____ Data to use

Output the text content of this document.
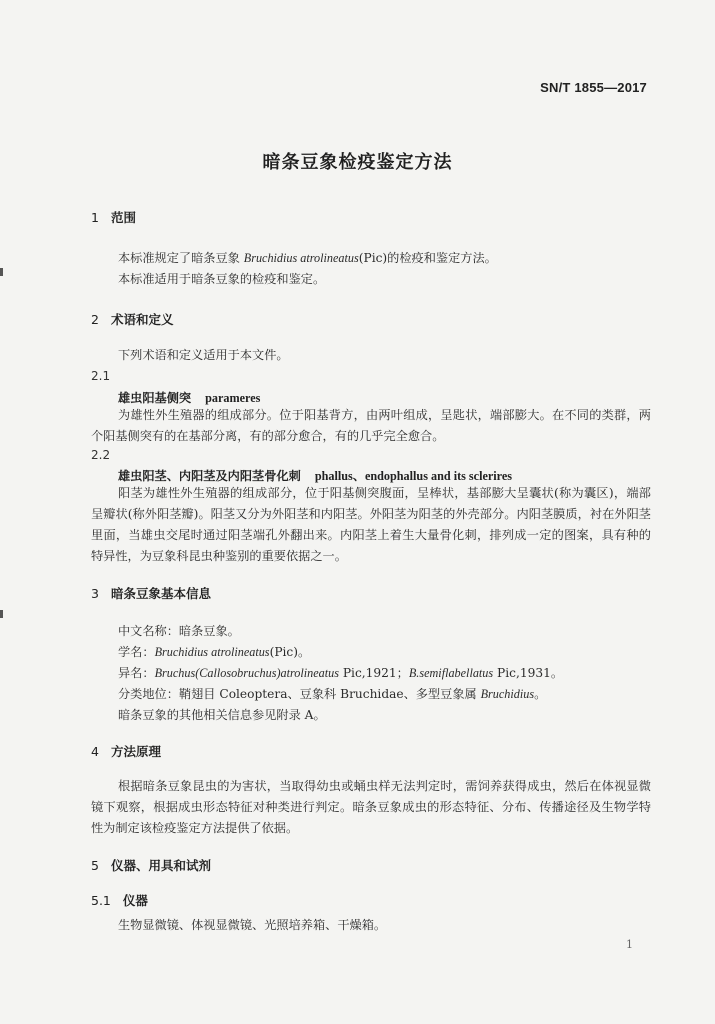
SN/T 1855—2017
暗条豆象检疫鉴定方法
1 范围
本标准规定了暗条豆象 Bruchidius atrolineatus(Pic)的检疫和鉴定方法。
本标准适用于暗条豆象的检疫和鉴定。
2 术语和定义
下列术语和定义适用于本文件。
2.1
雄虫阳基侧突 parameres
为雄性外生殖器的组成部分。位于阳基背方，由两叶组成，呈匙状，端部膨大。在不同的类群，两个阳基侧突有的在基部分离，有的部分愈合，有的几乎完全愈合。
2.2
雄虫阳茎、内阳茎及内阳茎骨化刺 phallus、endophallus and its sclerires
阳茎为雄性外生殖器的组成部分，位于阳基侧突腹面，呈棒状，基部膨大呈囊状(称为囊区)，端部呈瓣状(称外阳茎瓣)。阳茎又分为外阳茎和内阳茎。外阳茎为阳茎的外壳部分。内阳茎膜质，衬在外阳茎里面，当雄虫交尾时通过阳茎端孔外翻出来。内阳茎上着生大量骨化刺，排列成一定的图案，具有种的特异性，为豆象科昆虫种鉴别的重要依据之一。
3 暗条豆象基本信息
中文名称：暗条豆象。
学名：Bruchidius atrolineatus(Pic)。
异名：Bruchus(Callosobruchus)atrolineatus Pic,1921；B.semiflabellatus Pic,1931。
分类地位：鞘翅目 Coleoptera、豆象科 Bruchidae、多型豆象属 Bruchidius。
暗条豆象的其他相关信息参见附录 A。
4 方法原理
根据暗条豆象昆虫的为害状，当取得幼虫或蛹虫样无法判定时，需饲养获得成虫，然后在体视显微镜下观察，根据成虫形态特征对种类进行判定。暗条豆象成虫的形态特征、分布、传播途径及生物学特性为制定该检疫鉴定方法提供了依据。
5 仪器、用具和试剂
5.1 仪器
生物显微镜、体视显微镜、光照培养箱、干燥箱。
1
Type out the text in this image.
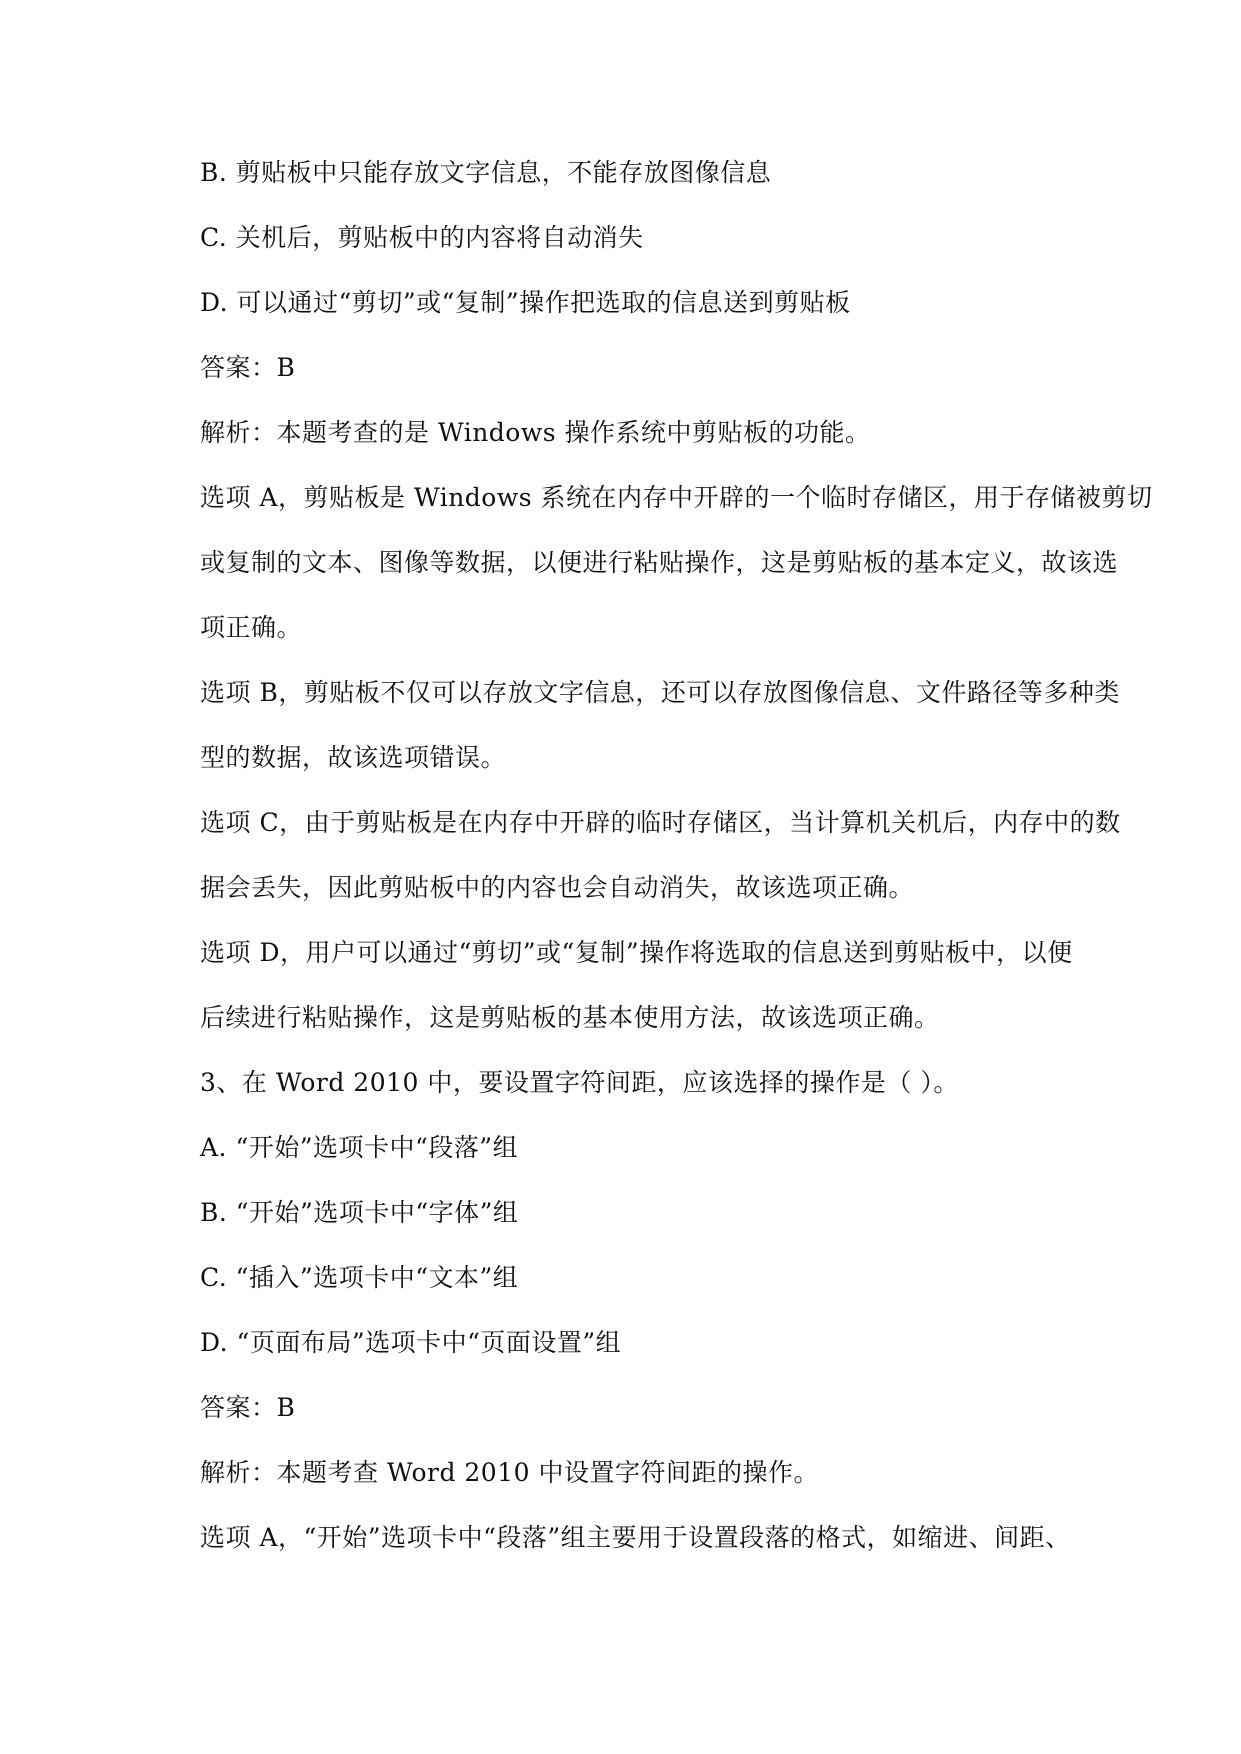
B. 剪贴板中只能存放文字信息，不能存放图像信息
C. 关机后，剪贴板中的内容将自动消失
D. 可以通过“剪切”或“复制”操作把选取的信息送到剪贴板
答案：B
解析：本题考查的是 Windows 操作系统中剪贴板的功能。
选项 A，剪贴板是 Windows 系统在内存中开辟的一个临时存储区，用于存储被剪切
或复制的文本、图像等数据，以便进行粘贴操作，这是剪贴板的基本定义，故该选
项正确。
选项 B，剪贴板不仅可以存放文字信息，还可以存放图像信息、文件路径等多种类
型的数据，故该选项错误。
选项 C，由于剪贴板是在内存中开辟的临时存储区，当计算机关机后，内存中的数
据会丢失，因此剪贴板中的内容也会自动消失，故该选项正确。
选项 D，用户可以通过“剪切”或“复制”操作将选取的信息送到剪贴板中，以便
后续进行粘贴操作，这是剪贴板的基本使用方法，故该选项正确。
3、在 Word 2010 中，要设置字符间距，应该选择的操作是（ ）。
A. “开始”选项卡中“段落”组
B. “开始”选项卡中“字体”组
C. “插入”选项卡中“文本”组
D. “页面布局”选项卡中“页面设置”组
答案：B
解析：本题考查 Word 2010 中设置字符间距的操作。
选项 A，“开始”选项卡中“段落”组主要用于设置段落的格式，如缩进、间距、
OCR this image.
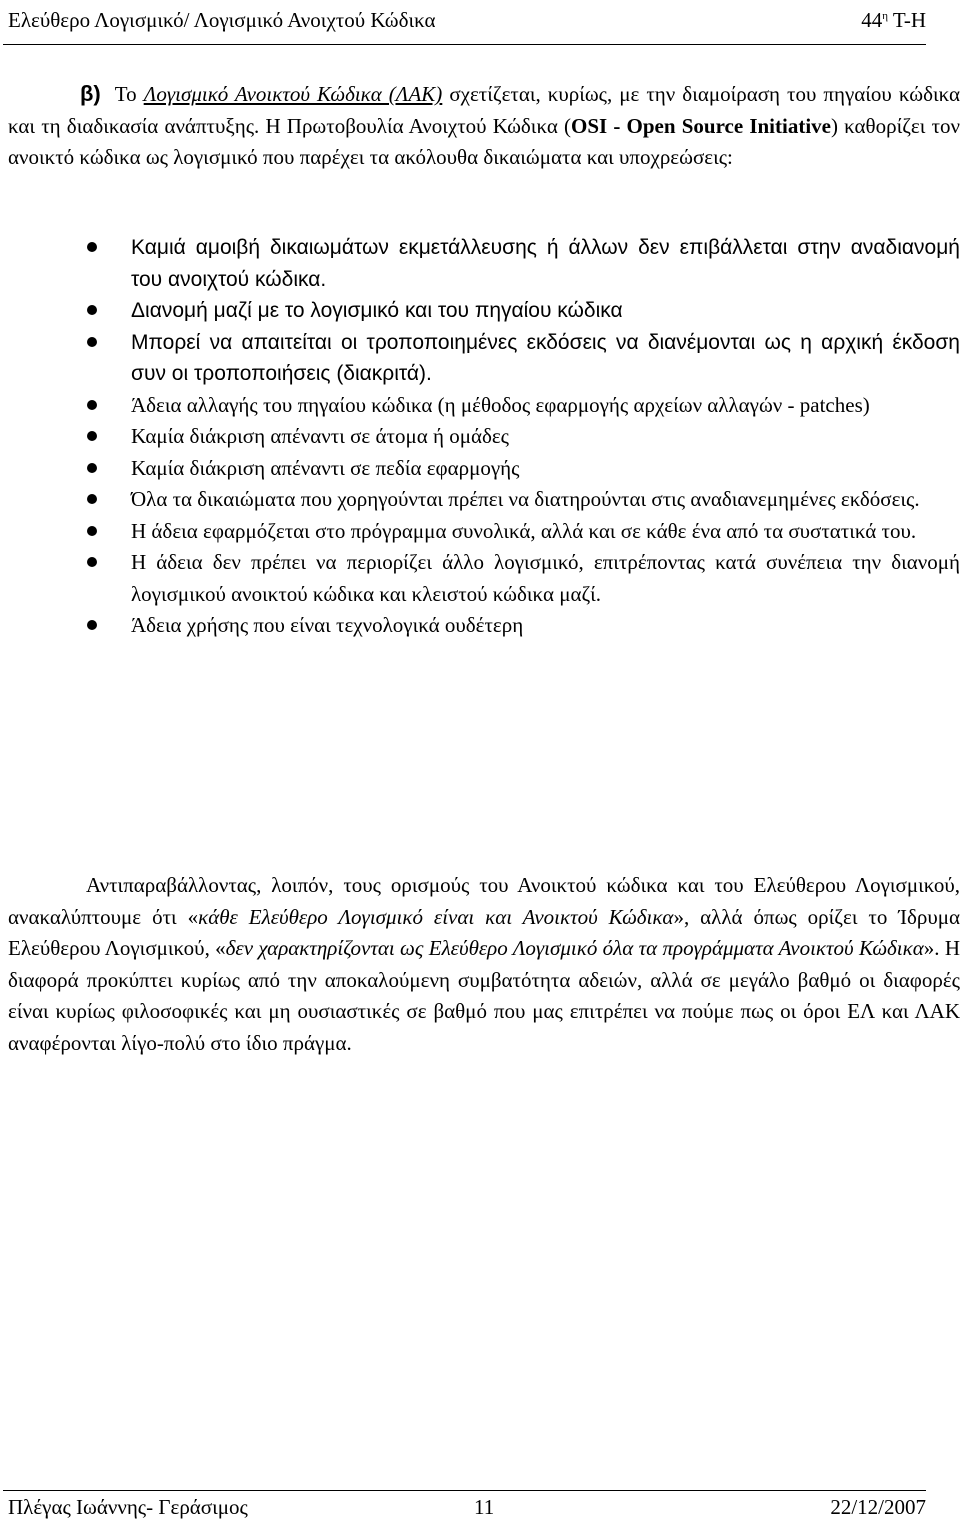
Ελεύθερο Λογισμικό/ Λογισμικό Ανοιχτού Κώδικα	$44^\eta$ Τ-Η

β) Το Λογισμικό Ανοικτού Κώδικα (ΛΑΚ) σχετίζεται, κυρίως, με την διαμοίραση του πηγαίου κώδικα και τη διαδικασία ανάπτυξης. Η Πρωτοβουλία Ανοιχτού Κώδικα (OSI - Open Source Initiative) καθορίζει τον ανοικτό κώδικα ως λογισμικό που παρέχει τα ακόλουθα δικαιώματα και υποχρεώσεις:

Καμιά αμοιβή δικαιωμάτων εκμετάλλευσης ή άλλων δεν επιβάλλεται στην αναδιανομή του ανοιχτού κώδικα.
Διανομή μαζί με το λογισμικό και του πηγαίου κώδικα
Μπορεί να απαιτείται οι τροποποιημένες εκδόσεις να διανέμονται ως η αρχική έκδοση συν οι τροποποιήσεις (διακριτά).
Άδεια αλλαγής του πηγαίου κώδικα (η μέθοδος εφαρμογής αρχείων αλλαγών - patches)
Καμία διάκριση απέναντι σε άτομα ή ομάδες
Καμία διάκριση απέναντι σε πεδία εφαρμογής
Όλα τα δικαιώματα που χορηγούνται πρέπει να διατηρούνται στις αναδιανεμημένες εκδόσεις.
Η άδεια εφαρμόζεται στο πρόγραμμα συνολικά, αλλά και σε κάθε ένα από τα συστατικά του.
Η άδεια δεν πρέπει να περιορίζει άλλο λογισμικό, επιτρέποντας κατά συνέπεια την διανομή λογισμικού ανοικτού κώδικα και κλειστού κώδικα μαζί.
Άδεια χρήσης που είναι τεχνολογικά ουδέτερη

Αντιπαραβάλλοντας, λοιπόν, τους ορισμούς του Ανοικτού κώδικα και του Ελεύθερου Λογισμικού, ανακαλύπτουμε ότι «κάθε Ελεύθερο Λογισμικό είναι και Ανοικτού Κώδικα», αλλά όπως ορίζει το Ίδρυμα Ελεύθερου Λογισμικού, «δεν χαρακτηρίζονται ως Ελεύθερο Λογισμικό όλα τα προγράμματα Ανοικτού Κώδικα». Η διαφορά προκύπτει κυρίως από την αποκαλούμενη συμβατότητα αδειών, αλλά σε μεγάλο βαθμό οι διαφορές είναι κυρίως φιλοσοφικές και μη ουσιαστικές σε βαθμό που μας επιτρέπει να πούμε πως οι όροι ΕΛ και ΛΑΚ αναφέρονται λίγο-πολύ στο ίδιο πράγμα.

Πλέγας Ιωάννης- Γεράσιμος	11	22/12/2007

________

Job:
Pull out each line of the listing that holds the string "this".

Exercise result:
Output the text content of this document.
Type out the text in this image.
OCR this image.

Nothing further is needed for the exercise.